> [EXERCICE ÉCRIT]: Dans l'article, reprenez le passage qui commence aux mots "Publié le 23" et s'arrête après "leur temps libre.", en changeant "Zatopek" en "Zátopek".

> [ARTICLE]:
----------------------------------------

Publié le 23 octobre 2008 par Vonsontag
Je n’étais pas assez talentueux pour courir et sourire en même temps.J'ai trouvé cette phrase sur le blog d'Assouline, c'est l'un des commentateurs qui la rapporte. Elle pointe un des traits de Zatopek, son inélégance dans la course. Enfant, j'avais une véritable passion pour la foulée de Juantorrena, un grand cubain, coureur de 800, qui arpentait les pistes avec un compas gigantesque et métronomique. Zatopek, c'était avant moi, c'était Mimoun, c'était le temps des sportifs cons qui ne faisaient que sportifs et pas philosophes ou homme-sandwich pendant leur temps libre.
Si on m'avait dit : "Echenoz va écrire un livre sur un coureur de fond", j'aurai parié mon slip sur le nom de Paavo Nurmi, le finlandais d'avant-guerre, ascète froid trempé à l'eau de glacier qui remporta tout ce qui se courrait sur plus de 1500 mètres entre 1920 et 1930. C'était un échassier, blond, ultra rigoureux. Un élégance froide à l'humour rêveur qui évoquerait facilement Echenoz lui-même. J'aurai parié sur lui, vrai de vrai.
Eh bien non, pas de Nurmi, pas de roi des savanes africain ou de prince de l'Atlas non plus mais Zatopek, Emile, canard grimaçant, emmêleur de pinceaux aux horloges asynchrones qui faisait perdre et le nord et la tête à ses adversaires, par ses cassures, ses changement de rythmes en course et son air de n'en plus pouvoir après 400 mètres. L'empereur Bon qu'à ça Ier. Ouvrier médiocre mais appliqué, nature fragile qui tousse dans les usines et fait des études pour moins tousser, se met à la course à pied pour faire plaisir à ses chefs, court pour se faire du mal et ça lui fait du bien, court encore pour faire plaisir à ses chefs, finit par déplaire à ses chefs qui l'empêchent de courir. Il est devenu endurant alors ça ne le tue pas. Il ne court plus, il pousse des wagonnets dans une mine. Réhabilité (un peu) il finira archiviste au ministère du sport.

----------------------------------------

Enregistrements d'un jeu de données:

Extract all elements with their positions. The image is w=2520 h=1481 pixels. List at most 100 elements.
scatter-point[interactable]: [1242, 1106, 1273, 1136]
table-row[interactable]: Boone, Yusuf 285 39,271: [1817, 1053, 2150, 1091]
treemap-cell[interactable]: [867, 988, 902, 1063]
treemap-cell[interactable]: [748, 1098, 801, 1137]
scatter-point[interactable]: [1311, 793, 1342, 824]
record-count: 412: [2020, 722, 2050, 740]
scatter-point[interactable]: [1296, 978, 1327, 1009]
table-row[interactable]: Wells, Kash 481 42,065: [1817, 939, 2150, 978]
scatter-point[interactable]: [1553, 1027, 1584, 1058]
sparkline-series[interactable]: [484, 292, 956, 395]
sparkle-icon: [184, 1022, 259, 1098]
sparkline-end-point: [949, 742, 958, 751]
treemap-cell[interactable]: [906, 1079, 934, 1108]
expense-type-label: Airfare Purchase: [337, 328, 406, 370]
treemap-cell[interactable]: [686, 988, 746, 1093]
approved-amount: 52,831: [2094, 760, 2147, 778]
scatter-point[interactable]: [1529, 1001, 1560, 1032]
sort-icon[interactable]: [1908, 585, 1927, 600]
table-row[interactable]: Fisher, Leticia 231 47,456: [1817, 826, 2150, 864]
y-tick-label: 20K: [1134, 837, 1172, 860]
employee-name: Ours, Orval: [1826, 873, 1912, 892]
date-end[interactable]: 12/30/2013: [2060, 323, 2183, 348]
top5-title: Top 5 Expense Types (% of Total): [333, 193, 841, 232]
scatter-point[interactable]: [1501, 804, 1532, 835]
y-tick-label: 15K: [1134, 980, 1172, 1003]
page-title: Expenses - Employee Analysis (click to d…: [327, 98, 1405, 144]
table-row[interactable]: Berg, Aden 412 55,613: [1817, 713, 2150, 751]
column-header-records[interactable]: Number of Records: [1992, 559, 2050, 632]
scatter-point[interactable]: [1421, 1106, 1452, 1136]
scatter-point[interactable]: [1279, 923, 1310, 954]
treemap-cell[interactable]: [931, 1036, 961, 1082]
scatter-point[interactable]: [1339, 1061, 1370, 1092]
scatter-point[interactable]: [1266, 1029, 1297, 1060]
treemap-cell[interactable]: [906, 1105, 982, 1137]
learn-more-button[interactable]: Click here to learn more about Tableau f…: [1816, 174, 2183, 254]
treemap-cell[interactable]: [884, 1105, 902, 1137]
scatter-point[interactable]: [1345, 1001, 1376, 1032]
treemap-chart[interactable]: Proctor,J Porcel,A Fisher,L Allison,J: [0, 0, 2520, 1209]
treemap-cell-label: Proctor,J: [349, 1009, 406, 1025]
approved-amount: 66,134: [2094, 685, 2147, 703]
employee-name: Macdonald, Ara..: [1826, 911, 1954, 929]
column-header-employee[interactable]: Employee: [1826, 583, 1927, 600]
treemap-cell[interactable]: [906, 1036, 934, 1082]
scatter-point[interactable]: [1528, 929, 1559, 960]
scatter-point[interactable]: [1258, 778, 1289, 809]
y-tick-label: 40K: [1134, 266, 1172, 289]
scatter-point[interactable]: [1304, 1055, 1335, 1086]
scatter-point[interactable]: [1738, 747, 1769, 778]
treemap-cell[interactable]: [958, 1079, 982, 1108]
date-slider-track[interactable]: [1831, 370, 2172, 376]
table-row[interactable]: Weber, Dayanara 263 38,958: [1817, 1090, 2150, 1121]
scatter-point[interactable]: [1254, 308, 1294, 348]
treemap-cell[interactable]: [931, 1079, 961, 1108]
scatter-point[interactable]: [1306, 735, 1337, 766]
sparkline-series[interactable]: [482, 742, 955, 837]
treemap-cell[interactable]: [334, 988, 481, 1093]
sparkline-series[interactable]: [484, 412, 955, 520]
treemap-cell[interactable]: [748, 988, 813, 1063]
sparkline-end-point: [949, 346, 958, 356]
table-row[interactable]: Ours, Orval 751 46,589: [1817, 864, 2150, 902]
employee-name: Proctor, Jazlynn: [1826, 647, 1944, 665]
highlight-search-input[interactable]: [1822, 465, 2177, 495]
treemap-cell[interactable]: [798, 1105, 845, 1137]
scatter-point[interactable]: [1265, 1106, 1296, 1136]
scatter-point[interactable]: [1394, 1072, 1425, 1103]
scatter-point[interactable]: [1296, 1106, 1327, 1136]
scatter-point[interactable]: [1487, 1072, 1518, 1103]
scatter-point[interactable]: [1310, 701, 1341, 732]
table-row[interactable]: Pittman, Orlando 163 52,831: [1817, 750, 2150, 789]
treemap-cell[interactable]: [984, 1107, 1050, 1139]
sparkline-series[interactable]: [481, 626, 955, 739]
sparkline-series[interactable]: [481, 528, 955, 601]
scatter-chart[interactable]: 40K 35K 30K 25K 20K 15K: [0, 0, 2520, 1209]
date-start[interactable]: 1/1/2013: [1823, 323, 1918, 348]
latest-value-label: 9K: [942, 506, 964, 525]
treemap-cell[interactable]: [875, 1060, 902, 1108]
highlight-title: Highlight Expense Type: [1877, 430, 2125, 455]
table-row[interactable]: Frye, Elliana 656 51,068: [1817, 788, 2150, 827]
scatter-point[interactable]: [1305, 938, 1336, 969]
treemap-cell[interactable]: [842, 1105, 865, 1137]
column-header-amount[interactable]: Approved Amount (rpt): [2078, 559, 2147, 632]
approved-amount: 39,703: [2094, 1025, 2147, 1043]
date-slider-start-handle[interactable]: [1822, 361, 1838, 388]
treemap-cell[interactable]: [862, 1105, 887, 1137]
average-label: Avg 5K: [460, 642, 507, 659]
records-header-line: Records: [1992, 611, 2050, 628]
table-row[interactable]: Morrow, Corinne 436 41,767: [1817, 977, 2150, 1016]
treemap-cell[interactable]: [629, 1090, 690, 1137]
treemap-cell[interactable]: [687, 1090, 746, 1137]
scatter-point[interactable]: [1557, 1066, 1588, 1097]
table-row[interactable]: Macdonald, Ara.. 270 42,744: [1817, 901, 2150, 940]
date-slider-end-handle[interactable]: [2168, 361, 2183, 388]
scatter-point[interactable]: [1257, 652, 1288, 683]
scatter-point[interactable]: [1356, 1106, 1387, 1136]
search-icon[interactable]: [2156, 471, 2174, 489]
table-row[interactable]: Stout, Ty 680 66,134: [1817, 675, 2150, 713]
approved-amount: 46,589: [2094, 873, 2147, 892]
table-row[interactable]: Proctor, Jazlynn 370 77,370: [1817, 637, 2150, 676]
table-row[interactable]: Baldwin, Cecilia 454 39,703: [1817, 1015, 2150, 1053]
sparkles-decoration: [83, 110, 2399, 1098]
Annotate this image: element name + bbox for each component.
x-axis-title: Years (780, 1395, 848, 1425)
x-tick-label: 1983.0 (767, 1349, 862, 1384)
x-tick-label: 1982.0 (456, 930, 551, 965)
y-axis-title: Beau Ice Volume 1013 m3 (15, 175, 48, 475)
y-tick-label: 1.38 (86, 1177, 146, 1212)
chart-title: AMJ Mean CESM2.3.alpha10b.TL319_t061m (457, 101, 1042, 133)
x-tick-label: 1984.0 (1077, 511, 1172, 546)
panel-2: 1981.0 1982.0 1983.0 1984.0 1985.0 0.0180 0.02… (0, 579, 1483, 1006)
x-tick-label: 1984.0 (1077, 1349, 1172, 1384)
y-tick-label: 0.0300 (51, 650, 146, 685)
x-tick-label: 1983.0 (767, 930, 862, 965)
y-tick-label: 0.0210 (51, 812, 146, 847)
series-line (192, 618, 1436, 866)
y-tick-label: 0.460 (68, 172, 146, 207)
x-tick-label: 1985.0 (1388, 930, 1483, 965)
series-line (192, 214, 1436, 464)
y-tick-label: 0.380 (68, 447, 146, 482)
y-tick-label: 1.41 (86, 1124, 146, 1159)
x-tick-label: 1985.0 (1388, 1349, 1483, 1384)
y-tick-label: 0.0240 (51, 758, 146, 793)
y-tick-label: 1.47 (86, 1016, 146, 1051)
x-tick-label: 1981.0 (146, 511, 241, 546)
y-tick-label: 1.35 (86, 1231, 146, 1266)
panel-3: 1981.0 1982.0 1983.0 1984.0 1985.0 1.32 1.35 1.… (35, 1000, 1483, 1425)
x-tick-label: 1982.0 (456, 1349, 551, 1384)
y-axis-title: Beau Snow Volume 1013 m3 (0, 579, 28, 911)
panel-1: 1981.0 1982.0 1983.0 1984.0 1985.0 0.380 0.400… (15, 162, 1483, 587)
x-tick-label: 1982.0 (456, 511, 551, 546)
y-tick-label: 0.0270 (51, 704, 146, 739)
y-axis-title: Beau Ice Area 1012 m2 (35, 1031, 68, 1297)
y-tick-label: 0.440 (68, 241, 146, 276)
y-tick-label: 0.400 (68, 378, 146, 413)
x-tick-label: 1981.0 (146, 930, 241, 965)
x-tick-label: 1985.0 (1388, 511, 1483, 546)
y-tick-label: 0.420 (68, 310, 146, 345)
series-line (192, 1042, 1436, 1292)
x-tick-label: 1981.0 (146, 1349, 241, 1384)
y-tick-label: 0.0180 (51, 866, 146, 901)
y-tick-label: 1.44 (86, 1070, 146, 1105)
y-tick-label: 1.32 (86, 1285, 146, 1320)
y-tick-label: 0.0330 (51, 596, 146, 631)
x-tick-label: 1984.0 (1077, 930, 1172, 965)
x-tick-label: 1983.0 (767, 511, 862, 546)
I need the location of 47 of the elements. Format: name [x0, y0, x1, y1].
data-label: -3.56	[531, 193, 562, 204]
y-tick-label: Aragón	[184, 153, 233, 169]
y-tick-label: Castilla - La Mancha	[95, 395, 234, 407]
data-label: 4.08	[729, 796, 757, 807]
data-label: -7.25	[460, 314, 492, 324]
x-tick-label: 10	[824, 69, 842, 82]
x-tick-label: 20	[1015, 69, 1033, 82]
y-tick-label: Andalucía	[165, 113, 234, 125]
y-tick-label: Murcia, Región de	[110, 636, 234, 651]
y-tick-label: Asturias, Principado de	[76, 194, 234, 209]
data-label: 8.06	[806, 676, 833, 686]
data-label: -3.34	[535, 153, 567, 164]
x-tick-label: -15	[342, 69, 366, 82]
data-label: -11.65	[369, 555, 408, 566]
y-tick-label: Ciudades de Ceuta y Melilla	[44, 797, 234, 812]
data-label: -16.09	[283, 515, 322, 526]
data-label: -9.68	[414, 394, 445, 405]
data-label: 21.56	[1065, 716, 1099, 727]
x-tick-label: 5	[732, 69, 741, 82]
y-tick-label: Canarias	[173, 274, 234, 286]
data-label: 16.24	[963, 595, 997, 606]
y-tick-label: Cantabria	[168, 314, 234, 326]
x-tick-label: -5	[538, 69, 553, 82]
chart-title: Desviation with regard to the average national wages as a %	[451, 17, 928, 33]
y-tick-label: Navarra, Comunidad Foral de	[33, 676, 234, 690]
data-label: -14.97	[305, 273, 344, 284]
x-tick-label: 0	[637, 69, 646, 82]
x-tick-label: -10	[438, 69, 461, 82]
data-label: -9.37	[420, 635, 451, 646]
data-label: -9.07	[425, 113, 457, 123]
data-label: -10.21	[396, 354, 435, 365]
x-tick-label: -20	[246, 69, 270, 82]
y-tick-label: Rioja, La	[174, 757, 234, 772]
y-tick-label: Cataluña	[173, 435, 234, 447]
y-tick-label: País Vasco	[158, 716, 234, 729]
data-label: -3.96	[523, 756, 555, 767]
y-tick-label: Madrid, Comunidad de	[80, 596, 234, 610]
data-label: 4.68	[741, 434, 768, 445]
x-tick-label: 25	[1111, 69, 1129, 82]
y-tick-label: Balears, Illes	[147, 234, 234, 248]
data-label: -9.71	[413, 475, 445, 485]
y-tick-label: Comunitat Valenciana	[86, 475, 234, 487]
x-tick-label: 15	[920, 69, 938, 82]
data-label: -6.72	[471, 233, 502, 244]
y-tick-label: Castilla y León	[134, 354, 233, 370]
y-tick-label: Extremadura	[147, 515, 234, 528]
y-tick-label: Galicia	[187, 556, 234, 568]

----------------------------------------

> [RÉSULTAT]:
Publié le 23 octobre 2008 par Vonsontag
Je n’étais pas assez talentueux pour courir et sourire en même temps.J'ai trouvé cette phrase sur le blog d'Assouline, c'est l'un des commentateurs qui la rapporte. Elle pointe un des traits de Zátopek, son inélégance dans la course. Enfant, j'avais une véritable passion pour la foulée de Juantorrena, un grand cubain, coureur de 800, qui arpentait les pistes avec un compas gigantesque et métronomique. Zátopek, c'était avant moi, c'était Mimoun, c'était le temps des sportifs cons qui ne faisaient que sportifs et pas philosophes ou homme-sandwich pendant leur temps libre.